━━ Input data
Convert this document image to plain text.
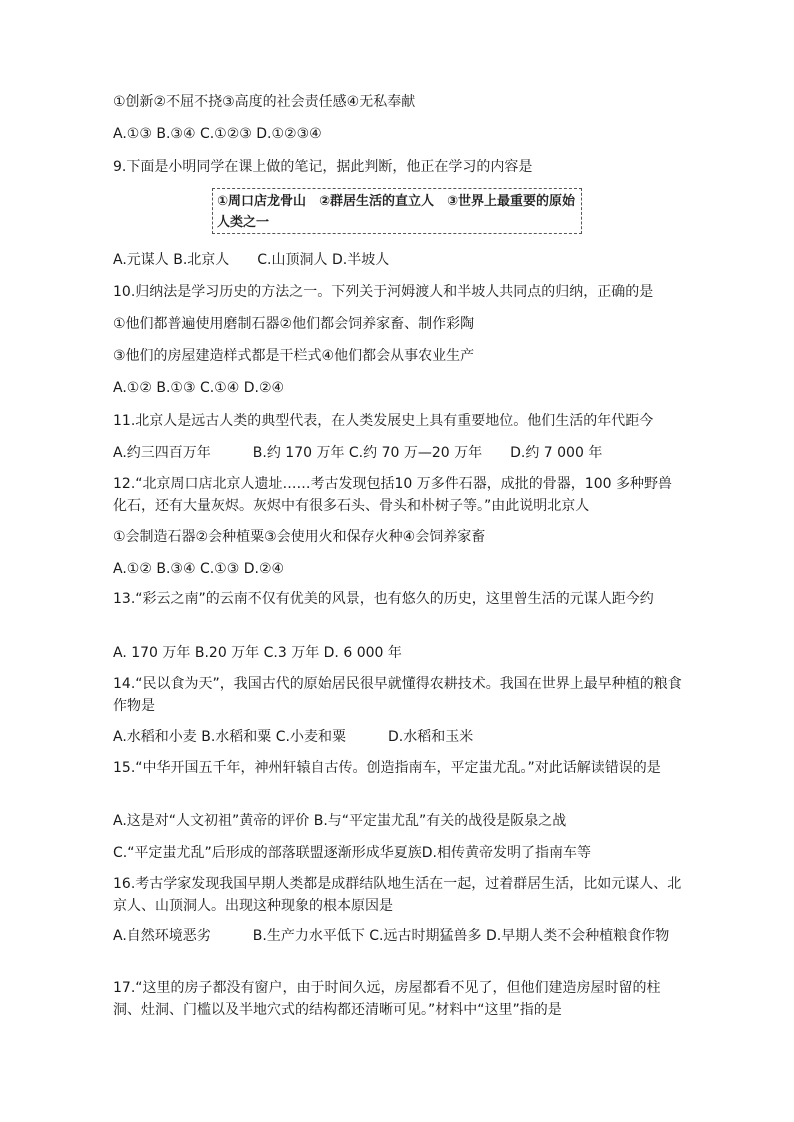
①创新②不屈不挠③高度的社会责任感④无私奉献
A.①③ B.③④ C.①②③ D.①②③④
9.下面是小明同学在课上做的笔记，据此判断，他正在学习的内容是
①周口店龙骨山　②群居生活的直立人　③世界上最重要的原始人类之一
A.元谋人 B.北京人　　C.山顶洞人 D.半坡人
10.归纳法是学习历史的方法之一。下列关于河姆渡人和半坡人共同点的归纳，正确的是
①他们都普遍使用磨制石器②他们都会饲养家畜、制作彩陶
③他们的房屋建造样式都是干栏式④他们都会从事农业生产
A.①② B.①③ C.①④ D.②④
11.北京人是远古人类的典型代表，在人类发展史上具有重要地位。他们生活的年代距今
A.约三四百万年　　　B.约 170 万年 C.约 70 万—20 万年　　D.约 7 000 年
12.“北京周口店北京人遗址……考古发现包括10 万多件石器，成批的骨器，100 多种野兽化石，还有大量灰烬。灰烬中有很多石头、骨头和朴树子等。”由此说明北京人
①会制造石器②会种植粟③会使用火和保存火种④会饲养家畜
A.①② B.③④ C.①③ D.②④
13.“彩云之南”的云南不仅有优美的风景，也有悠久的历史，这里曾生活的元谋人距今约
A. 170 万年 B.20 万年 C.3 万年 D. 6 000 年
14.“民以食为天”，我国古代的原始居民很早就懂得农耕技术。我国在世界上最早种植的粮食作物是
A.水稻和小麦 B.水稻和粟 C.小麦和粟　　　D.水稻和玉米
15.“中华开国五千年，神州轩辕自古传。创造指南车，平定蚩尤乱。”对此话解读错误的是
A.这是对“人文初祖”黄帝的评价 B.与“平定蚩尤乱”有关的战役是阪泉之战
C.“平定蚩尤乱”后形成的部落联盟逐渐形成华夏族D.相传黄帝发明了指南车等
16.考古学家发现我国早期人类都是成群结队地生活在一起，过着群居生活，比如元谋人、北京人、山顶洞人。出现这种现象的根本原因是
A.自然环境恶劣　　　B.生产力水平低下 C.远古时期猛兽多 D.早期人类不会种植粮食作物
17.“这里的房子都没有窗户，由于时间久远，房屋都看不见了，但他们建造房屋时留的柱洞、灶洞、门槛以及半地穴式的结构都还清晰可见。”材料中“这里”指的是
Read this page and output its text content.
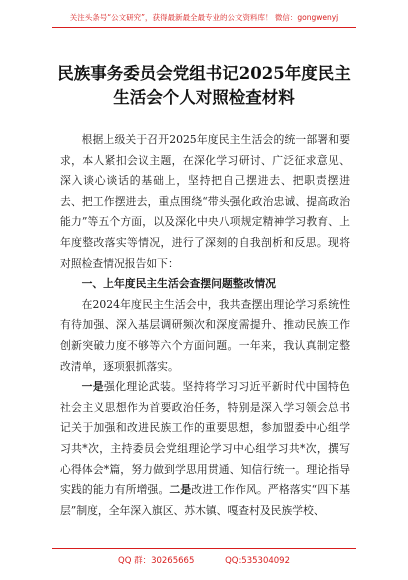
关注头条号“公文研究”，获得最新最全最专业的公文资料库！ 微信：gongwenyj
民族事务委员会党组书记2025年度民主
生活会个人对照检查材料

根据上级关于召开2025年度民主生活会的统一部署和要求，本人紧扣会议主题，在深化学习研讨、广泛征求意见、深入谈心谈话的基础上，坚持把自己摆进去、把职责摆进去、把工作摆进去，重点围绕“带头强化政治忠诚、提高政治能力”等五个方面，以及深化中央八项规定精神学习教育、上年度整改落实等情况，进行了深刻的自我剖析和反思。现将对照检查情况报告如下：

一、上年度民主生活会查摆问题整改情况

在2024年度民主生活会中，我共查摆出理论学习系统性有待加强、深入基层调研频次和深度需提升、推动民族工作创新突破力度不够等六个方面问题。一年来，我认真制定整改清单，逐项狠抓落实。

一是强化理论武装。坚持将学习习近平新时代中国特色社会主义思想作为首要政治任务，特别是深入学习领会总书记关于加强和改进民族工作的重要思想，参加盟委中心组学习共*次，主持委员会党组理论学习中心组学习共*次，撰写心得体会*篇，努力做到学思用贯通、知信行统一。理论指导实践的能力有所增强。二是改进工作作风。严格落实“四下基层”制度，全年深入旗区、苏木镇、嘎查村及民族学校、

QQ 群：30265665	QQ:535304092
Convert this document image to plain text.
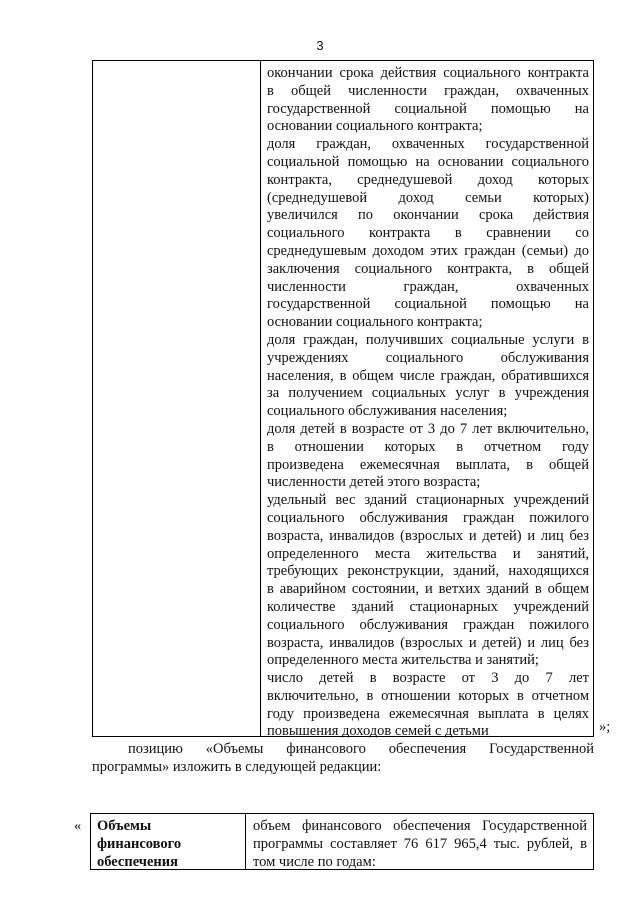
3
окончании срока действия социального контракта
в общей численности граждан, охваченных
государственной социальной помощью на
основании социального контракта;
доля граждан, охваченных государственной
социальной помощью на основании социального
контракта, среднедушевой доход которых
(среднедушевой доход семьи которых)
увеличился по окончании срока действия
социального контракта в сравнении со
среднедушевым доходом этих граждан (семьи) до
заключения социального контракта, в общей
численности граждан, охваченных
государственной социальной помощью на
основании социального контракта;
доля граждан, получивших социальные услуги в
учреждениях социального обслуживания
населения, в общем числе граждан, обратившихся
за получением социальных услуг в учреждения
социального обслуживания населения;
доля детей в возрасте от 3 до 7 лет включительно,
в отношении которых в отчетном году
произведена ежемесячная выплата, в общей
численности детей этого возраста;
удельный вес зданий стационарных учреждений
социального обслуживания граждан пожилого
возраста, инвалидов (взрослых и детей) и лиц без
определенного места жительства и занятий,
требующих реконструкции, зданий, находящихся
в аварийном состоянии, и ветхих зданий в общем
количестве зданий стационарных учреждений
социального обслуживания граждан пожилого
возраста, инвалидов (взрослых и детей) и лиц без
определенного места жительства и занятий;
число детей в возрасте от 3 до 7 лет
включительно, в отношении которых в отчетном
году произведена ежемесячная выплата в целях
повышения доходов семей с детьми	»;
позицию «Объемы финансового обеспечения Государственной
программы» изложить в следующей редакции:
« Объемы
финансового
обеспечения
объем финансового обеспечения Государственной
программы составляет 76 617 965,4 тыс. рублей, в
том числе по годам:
━━━━
Select and copy each line from the data that includes the word "семьи".

Exercise response →
(среднедушевой доход семьи которых)
среднедушевым доходом этих граждан (семьи) до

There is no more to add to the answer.